### Job:
Reproduce all entries precisely, down to the last character.

Figure contents as structured data:
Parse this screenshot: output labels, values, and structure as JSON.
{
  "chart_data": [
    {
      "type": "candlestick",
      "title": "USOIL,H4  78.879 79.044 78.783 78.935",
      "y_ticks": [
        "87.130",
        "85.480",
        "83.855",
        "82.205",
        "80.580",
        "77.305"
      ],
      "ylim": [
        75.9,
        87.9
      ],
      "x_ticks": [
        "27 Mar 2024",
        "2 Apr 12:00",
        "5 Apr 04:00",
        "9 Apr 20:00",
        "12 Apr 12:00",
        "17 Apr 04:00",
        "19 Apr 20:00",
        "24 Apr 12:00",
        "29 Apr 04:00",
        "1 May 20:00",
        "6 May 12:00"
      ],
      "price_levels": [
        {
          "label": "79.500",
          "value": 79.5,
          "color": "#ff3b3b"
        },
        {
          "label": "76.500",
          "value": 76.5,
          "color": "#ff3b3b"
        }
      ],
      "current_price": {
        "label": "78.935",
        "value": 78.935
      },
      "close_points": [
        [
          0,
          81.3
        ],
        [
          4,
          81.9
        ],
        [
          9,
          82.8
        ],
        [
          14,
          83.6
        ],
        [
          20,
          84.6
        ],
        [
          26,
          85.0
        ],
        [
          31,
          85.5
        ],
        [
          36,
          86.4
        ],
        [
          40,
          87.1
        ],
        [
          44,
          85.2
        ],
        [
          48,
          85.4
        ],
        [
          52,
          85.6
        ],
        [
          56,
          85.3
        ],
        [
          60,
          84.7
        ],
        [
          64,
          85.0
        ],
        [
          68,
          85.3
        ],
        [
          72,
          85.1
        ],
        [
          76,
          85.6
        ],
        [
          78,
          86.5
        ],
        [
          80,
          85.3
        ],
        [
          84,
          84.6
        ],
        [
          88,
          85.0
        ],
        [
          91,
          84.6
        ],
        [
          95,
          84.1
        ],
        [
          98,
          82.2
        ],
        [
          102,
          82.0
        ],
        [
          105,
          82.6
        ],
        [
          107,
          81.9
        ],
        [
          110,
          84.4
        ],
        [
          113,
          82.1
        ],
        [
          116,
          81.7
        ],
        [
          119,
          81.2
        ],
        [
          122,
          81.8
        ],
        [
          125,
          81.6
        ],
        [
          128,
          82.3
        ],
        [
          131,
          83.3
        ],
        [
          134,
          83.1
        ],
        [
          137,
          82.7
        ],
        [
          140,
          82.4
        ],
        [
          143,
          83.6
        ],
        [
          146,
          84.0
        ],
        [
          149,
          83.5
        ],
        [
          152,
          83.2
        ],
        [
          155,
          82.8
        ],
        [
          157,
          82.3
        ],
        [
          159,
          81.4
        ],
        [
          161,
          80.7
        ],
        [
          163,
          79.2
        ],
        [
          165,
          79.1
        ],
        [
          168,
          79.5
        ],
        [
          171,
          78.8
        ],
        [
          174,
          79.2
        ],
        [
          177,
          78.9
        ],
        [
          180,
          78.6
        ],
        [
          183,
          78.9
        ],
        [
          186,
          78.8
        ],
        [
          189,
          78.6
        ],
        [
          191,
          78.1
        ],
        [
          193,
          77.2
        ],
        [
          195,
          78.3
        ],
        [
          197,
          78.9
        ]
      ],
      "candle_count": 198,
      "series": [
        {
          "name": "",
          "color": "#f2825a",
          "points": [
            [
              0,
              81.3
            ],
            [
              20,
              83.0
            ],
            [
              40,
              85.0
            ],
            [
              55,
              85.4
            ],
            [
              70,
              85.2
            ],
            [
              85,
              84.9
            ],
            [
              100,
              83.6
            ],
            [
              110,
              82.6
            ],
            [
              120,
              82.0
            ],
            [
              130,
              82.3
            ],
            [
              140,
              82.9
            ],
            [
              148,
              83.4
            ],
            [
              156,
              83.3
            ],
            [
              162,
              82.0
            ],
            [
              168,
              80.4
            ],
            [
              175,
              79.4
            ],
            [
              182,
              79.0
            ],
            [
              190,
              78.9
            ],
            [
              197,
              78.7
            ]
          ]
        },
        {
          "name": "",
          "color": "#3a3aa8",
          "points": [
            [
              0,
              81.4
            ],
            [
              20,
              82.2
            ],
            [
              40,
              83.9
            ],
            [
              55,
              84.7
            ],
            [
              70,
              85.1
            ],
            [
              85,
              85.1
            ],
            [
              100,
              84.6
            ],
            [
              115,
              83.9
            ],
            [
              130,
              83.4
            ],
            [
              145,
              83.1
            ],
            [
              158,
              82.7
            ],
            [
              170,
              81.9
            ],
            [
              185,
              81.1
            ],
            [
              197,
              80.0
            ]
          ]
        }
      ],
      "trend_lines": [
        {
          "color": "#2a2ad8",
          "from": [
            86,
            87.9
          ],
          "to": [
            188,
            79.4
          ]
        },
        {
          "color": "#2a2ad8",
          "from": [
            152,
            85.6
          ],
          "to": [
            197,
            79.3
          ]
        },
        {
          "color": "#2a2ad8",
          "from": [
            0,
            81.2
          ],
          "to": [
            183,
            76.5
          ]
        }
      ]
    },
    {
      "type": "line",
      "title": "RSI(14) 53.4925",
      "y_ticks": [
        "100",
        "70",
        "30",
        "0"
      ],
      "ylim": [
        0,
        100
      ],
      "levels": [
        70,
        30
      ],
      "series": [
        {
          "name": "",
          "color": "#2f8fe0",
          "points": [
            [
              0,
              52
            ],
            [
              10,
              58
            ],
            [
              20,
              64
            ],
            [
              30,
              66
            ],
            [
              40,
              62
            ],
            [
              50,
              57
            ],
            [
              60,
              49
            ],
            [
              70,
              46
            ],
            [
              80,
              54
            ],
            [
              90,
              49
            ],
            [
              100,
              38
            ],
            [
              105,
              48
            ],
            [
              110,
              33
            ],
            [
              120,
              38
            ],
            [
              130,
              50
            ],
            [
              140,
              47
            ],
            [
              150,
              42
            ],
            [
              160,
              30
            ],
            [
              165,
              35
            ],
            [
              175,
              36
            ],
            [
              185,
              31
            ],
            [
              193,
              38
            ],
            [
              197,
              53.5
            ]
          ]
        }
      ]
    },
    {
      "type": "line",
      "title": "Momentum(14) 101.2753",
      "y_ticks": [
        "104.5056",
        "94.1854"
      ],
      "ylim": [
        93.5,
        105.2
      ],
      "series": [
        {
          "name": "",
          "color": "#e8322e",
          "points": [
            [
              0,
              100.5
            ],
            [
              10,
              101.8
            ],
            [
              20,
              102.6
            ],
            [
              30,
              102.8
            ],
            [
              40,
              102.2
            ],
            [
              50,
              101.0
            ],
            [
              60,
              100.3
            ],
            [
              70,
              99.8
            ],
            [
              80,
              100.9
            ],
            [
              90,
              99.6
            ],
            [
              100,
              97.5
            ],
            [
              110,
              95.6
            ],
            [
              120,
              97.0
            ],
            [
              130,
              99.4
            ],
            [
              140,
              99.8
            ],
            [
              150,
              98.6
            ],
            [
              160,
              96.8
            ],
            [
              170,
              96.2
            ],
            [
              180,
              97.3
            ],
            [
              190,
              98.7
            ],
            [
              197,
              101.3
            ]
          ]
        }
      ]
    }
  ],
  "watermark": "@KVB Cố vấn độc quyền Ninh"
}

### Exercise output:
Parse this screenshot: output labels, values, and structure as JSON.
{
  "chart_data": [
    {
      "type": "candlestick",
      "title": "USOIL,H4  78.879 79.044 78.783 78.935",
      "y_ticks": [
        "87.130",
        "85.480",
        "83.855",
        "82.205",
        "80.580",
        "77.305"
      ],
      "ylim": [
        75.9,
        87.9
      ],
      "x_ticks": [
        "27 Mar 2024",
        "2 Apr 12:00",
        "5 Apr 04:00",
        "9 Apr 20:00",
        "12 Apr 12:00",
        "17 Apr 04:00",
        "19 Apr 20:00",
        "24 Apr 12:00",
        "29 Apr 04:00",
        "1 May 20:00",
        "6 May 12:00"
      ],
      "price_levels": [
        {
          "label": "79.500",
          "value": 79.5,
          "color": "#ff3b3b"
        },
        {
          "label": "76.500",
          "value": 76.5,
          "color": "#ff3b3b"
        }
      ],
      "current_price": {
        "label": "78.935",
        "value": 78.935
      },
      "close_points": [
        [
          0,
          81.3
        ],
        [
          4,
          81.9
        ],
        [
          9,
          82.8
        ],
        [
          14,
          83.6
        ],
        [
          20,
          84.6
        ],
        [
          26,
          85.0
        ],
        [
          31,
          85.5
        ],
        [
          36,
          86.4
        ],
        [
          40,
          87.1
        ],
        [
          44,
          85.2
        ],
        [
          48,
          85.4
        ],
        [
          52,
          85.6
        ],
        [
          56,
          85.3
        ],
        [
          60,
          84.7
        ],
        [
          64,
          85.0
        ],
        [
          68,
          85.3
        ],
        [
          72,
          85.1
        ],
        [
          76,
          85.6
        ],
        [
          78,
          86.5
        ],
        [
          80,
          85.3
        ],
        [
          84,
          84.6
        ],
        [
          88,
          85.0
        ],
        [
          91,
          84.6
        ],
        [
          95,
          84.1
        ],
        [
          98,
          82.2
        ],
        [
          102,
          82.0
        ],
        [
          105,
          82.6
        ],
        [
          107,
          81.9
        ],
        [
          110,
          84.4
        ],
        [
          113,
          82.1
        ],
        [
          116,
          81.7
        ],
        [
          119,
          81.2
        ],
        [
          122,
          81.8
        ],
        [
          125,
          81.6
        ],
        [
          128,
          82.3
        ],
        [
          131,
          83.3
        ],
        [
          134,
          83.1
        ],
        [
          137,
          82.7
        ],
        [
          140,
          82.4
        ],
        [
          143,
          83.6
        ],
        [
          146,
          84.0
        ],
        [
          149,
          83.5
        ],
        [
          152,
          83.2
        ],
        [
          155,
          82.8
        ],
        [
          157,
          82.3
        ],
        [
          159,
          81.4
        ],
        [
          161,
          80.7
        ],
        [
          163,
          79.2
        ],
        [
          165,
          79.1
        ],
        [
          168,
          79.5
        ],
        [
          171,
          78.8
        ],
        [
          174,
          79.2
        ],
        [
          177,
          78.9
        ],
        [
          180,
          78.6
        ],
        [
          183,
          78.9
        ],
        [
          186,
          78.8
        ],
        [
          189,
          78.6
        ],
        [
          191,
          78.1
        ],
        [
          193,
          77.2
        ],
        [
          195,
          78.3
        ],
        [
          197,
          78.9
        ]
      ],
      "candle_count": 198,
      "series": [
        {
          "name": "",
          "color": "#f2825a",
          "points": [
            [
              0,
              81.3
            ],
            [
              20,
              83.0
            ],
            [
              40,
              85.0
            ],
            [
              55,
              85.4
            ],
            [
              70,
              85.2
            ],
            [
              85,
              84.9
            ],
            [
              100,
              83.6
            ],
            [
              110,
              82.6
            ],
            [
              120,
              82.0
            ],
            [
              130,
              82.3
            ],
            [
              140,
              82.9
            ],
            [
              148,
              83.4
            ],
            [
              156,
              83.3
            ],
            [
              162,
              82.0
            ],
            [
              168,
              80.4
            ],
            [
              175,
              79.4
            ],
            [
              182,
              79.0
            ],
            [
              190,
              78.9
            ],
            [
              197,
              78.7
            ]
          ]
        },
        {
          "name": "",
          "color": "#3a3aa8",
          "points": [
            [
              0,
              81.4
            ],
            [
              20,
              82.2
            ],
            [
              40,
              83.9
            ],
            [
              55,
              84.7
            ],
            [
              70,
              85.1
            ],
            [
              85,
              85.1
            ],
            [
              100,
              84.6
            ],
            [
              115,
              83.9
            ],
            [
              130,
              83.4
            ],
            [
              145,
              83.1
            ],
            [
              158,
              82.7
            ],
            [
              170,
              81.9
            ],
            [
              185,
              81.1
            ],
            [
              197,
              80.0
            ]
          ]
        }
      ],
      "trend_lines": [
        {
          "color": "#2a2ad8",
          "from": [
            86,
            87.9
          ],
          "to": [
            188,
            79.4
          ]
        },
        {
          "color": "#2a2ad8",
          "from": [
            152,
            85.6
          ],
          "to": [
            197,
            79.3
          ]
        },
        {
          "color": "#2a2ad8",
          "from": [
            0,
            81.2
          ],
          "to": [
            183,
            76.5
          ]
        }
      ]
    },
    {
      "type": "line",
      "title": "RSI(14) 53.4925",
      "y_ticks": [
        "100",
        "70",
        "30",
        "0"
      ],
      "ylim": [
        0,
        100
      ],
      "levels": [
        70,
        30
      ],
      "series": [
        {
          "name": "",
          "color": "#2f8fe0",
          "points": [
            [
              0,
              52
            ],
            [
              10,
              58
            ],
            [
              20,
              64
            ],
            [
              30,
              66
            ],
            [
              40,
              62
            ],
            [
              50,
              57
            ],
            [
              60,
              49
            ],
            [
              70,
              46
            ],
            [
              80,
              54
            ],
            [
              90,
              49
            ],
            [
              100,
              38
            ],
            [
              105,
              48
            ],
            [
              110,
              33
            ],
            [
              120,
              38
            ],
            [
              130,
              50
            ],
            [
              140,
              47
            ],
            [
              150,
              42
            ],
            [
              160,
              30
            ],
            [
              165,
              35
            ],
            [
              175,
              36
            ],
            [
              185,
              31
            ],
            [
              193,
              38
            ],
            [
              197,
              53.5
            ]
          ]
        }
      ]
    },
    {
      "type": "line",
      "title": "Momentum(14) 101.2753",
      "y_ticks": [
        "104.5056",
        "94.1854"
      ],
      "ylim": [
        93.5,
        105.2
      ],
      "series": [
        {
          "name": "",
          "color": "#e8322e",
          "points": [
            [
              0,
              100.5
            ],
            [
              10,
              101.8
            ],
            [
              20,
              102.6
            ],
            [
              30,
              102.8
            ],
            [
              40,
              102.2
            ],
            [
              50,
              101.0
            ],
            [
              60,
              100.3
            ],
            [
              70,
              99.8
            ],
            [
              80,
              100.9
            ],
            [
              90,
              99.6
            ],
            [
              100,
              97.5
            ],
            [
              110,
              95.6
            ],
            [
              120,
              97.0
            ],
            [
              130,
              99.4
            ],
            [
              140,
              99.8
            ],
            [
              150,
              98.6
            ],
            [
              160,
              96.8
            ],
            [
              170,
              96.2
            ],
            [
              180,
              97.3
            ],
            [
              190,
              98.7
            ],
            [
              197,
              101.3
            ]
          ]
        }
      ]
    }
  ],
  "watermark": "@KVB Cố vấn độc quyền Ninh"
}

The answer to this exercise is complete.